[ENTRIES SUPPLIED start]
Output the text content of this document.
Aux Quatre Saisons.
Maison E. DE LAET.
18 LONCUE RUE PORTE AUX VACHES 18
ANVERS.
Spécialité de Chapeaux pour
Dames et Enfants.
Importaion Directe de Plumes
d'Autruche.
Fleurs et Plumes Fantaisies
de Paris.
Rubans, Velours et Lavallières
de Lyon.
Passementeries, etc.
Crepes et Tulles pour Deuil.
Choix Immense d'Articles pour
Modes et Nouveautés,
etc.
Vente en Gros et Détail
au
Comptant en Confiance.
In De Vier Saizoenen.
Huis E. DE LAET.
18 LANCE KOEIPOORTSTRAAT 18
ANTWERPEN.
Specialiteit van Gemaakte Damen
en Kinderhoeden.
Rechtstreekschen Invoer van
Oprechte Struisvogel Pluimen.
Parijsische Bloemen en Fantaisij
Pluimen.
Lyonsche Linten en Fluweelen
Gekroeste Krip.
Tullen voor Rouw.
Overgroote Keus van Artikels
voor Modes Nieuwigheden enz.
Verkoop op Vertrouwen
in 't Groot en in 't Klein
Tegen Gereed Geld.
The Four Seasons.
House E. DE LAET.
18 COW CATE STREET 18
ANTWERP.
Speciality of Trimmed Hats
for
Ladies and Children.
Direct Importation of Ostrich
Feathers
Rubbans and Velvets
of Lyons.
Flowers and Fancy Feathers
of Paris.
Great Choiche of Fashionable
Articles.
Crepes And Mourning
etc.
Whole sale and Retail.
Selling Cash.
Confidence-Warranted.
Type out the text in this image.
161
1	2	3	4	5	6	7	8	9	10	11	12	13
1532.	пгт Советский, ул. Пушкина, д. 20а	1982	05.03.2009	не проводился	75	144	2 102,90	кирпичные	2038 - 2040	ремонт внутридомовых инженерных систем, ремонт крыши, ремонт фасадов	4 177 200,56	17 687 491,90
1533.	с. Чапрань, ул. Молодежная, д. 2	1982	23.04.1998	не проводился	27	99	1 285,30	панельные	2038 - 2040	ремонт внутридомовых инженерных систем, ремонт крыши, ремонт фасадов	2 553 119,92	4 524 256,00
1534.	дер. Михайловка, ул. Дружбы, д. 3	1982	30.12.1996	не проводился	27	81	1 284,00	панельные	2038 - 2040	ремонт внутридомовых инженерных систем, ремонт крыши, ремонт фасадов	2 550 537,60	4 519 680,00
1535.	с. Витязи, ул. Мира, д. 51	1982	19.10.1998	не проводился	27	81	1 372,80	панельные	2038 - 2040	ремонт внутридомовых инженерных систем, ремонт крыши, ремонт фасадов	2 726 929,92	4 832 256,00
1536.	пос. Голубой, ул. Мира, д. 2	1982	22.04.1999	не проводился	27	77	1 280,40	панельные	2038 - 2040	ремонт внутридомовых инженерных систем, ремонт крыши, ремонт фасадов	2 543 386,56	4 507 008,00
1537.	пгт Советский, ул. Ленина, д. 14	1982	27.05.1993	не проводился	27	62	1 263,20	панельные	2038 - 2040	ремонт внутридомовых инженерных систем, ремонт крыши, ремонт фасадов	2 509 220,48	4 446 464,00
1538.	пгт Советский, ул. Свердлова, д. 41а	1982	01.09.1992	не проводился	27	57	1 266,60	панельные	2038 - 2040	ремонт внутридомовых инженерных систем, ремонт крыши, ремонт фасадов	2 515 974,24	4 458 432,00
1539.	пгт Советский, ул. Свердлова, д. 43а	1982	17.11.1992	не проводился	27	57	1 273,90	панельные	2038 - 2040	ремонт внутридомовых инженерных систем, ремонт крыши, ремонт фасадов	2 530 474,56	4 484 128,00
[ENTRIES SUPPLIED end]
Please return the data above exactly as given.

> **FINISHED EXERCISE**:
Output the text content of this document.
Aux Quatre Saisons.
Maison E. DE LAET.
18 LONCUE RUE PORTE AUX VACHES 18
ANVERS.
Spécialité de Chapeaux pour
Dames et Enfants.
Importaion Directe de Plumes
d'Autruche.
Fleurs et Plumes Fantaisies
de Paris.
Rubans, Velours et Lavallières
de Lyon.
Passementeries, etc.
Crepes et Tulles pour Deuil.
Choix Immense d'Articles pour
Modes et Nouveautés,
etc.
Vente en Gros et Détail
au
Comptant en Confiance.
In De Vier Saizoenen.
Huis E. DE LAET.
18 LANCE KOEIPOORTSTRAAT 18
ANTWERPEN.
Specialiteit van Gemaakte Damen
en Kinderhoeden.
Rechtstreekschen Invoer van
Oprechte Struisvogel Pluimen.
Parijsische Bloemen en Fantaisij
Pluimen.
Lyonsche Linten en Fluweelen
Gekroeste Krip.
Tullen voor Rouw.
Overgroote Keus van Artikels
voor Modes Nieuwigheden enz.
Verkoop op Vertrouwen
in 't Groot en in 't Klein
Tegen Gereed Geld.
The Four Seasons.
House E. DE LAET.
18 COW CATE STREET 18
ANTWERP.
Speciality of Trimmed Hats
for
Ladies and Children.
Direct Importation of Ostrich
Feathers
Rubbans and Velvets
of Lyons.
Flowers and Fancy Feathers
of Paris.
Great Choiche of Fashionable
Articles.
Crepes And Mourning
etc.
Whole sale and Retail.
Selling Cash.
Confidence-Warranted.
Type out the text in this image.
161
1	2	3	4	5	6	7	8	9	10	11	12	13
1532.	пгт Советский, ул. Пушкина, д. 20а	1982	05.03.2009	не проводился	75	144	2 102,90	кирпичные	2038 - 2040	ремонт внутридомовых инженерных систем, ремонт крыши, ремонт фасадов	4 177 200,56	17 687 491,90
1533.	с. Чапрань, ул. Молодежная, д. 2	1982	23.04.1998	не проводился	27	99	1 285,30	панельные	2038 - 2040	ремонт внутридомовых инженерных систем, ремонт крыши, ремонт фасадов	2 553 119,92	4 524 256,00
1534.	дер. Михайловка, ул. Дружбы, д. 3	1982	30.12.1996	не проводился	27	81	1 284,00	панельные	2038 - 2040	ремонт внутридомовых инженерных систем, ремонт крыши, ремонт фасадов	2 550 537,60	4 519 680,00
1535.	с. Витязи, ул. Мира, д. 51	1982	19.10.1998	не проводился	27	81	1 372,80	панельные	2038 - 2040	ремонт внутридомовых инженерных систем, ремонт крыши, ремонт фасадов	2 726 929,92	4 832 256,00
1536.	пос. Голубой, ул. Мира, д. 2	1982	22.04.1999	не проводился	27	77	1 280,40	панельные	2038 - 2040	ремонт внутридомовых инженерных систем, ремонт крыши, ремонт фасадов	2 543 386,56	4 507 008,00
1537.	пгт Советский, ул. Ленина, д. 14	1982	27.05.1993	не проводился	27	62	1 263,20	панельные	2038 - 2040	ремонт внутридомовых инженерных систем, ремонт крыши, ремонт фасадов	2 509 220,48	4 446 464,00
1538.	пгт Советский, ул. Свердлова, д. 41а	1982	01.09.1992	не проводился	27	57	1 266,60	панельные	2038 - 2040	ремонт внутридомовых инженерных систем, ремонт крыши, ремонт фасадов	2 515 974,24	4 458 432,00
1539.	пгт Советский, ул. Свердлова, д. 43а	1982	17.11.1992	не проводился	27	57	1 273,90	панельные	2038 - 2040	ремонт внутридомовых инженерных систем, ремонт крыши, ремонт фасадов	2 530 474,56	4 484 128,00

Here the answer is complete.